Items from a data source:
***

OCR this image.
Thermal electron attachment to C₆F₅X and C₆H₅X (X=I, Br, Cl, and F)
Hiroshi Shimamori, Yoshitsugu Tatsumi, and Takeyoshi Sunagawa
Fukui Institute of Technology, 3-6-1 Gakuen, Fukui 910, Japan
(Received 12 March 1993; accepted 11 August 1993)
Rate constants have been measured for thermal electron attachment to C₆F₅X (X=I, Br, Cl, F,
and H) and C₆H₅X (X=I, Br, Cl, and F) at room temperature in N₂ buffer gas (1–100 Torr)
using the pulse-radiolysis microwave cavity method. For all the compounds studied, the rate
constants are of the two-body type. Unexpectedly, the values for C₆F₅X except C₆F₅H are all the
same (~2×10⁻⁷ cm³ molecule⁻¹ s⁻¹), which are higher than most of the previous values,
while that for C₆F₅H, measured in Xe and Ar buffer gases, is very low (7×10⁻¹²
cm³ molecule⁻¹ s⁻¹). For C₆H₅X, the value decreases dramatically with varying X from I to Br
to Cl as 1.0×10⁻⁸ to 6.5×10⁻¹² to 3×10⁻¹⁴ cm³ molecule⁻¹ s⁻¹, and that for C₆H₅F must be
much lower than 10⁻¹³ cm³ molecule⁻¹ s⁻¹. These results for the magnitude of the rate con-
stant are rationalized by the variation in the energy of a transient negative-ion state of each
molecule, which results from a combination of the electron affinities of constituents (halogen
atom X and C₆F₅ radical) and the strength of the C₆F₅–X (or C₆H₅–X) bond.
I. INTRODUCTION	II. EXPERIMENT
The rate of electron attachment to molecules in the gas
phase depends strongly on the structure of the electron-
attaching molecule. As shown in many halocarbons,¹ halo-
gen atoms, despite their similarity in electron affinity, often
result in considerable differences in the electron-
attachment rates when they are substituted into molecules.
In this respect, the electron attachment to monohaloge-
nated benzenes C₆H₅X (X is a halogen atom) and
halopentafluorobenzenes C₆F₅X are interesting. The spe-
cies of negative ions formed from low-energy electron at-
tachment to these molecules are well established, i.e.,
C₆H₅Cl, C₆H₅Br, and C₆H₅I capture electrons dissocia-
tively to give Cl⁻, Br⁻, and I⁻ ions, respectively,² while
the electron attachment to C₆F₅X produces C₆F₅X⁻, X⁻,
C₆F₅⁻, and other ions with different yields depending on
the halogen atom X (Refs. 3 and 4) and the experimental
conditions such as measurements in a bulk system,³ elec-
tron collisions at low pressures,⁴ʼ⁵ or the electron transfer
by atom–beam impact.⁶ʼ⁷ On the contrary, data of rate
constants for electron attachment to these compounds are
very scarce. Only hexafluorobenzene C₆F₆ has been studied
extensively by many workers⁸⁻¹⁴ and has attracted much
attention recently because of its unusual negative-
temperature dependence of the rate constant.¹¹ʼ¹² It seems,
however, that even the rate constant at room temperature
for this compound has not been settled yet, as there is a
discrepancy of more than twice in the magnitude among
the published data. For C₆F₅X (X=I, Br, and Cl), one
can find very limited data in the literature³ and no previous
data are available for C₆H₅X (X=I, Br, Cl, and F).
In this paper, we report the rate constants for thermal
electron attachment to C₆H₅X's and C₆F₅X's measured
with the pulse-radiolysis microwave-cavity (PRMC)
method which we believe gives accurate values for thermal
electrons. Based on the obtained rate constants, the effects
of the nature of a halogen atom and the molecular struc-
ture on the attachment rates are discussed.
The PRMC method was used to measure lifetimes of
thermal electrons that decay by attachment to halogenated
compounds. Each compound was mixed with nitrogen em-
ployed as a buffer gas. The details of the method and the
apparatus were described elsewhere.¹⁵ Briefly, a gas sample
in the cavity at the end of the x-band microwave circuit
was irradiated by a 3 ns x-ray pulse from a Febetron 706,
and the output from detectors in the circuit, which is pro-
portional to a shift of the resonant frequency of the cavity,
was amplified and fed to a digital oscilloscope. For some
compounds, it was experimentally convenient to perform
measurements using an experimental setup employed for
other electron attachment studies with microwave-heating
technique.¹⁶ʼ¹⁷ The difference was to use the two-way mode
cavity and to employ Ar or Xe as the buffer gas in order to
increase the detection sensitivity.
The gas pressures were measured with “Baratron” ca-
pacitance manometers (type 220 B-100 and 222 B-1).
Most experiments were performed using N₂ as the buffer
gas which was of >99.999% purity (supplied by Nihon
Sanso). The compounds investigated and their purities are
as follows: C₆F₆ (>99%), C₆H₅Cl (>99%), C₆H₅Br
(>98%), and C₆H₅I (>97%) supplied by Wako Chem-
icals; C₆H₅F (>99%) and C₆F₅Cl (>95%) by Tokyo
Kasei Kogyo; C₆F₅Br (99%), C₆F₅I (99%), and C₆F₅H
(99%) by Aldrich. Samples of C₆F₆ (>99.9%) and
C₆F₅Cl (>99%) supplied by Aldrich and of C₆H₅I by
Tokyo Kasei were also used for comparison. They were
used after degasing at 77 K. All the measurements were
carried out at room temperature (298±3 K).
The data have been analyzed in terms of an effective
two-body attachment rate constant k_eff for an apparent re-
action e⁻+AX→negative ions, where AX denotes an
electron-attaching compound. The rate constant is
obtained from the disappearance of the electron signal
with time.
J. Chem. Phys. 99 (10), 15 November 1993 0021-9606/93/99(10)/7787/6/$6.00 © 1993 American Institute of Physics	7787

***

* GIVEN TASK:
Pick out every line of the listing containing the word "which", and show those lines.

* RESULT FOR THIS EXERCISE:
same (~2×10⁻⁷ cm³ molecule⁻¹ s⁻¹), which are higher than most of the previous values,
molecule, which results from a combination of the electron affinities of constituents (halogen
method which we believe gives accurate values for thermal
and the output from detectors in the circuit, which is pro-
gas which was of >99.999% purity (supplied by Nihon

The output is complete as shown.